Extract every line where the string "сентября" appears.

(Records from a data source)
Start

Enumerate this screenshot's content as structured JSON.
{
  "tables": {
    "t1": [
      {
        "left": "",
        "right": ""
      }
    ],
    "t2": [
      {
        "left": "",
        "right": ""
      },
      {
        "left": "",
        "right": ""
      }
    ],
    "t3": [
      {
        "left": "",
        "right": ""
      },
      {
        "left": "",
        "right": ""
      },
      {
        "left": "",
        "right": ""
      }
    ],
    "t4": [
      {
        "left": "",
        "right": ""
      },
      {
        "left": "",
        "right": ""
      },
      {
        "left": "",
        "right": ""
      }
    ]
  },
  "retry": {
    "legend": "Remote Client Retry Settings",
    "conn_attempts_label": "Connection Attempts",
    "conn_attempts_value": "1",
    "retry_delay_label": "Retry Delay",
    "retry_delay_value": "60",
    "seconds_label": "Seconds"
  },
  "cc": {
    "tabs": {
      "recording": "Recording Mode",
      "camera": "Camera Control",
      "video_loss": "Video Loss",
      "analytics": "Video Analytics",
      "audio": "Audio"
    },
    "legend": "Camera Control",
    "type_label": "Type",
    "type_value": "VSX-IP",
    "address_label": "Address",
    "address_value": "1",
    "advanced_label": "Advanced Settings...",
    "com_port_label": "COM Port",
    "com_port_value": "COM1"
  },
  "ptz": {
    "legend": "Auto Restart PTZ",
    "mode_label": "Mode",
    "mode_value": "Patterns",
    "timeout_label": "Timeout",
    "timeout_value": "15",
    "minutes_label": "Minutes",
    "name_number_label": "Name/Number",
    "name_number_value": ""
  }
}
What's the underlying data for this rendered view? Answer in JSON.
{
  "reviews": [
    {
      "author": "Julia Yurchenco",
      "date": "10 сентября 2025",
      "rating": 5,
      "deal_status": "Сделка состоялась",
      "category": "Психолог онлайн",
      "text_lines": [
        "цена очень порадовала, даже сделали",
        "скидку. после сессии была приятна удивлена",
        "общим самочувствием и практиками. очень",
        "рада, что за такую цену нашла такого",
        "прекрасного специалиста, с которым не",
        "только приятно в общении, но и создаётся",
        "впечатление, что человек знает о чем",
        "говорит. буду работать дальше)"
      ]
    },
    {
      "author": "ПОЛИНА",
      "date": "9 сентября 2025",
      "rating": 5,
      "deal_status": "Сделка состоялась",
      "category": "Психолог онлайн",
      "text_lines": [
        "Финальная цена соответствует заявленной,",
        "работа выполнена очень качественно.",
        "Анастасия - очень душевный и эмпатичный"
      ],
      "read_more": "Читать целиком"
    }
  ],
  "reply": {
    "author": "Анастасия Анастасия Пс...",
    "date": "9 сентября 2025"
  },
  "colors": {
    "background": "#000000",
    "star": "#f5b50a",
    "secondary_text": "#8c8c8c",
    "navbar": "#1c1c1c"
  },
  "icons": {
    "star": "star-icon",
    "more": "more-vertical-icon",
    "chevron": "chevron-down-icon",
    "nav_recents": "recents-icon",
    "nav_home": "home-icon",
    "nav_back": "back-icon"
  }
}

End

## [PROBLEM SOLUTION]
      "date": "10 сентября 2025",
      "date": "9 сентября 2025",
    "date": "9 сентября 2025"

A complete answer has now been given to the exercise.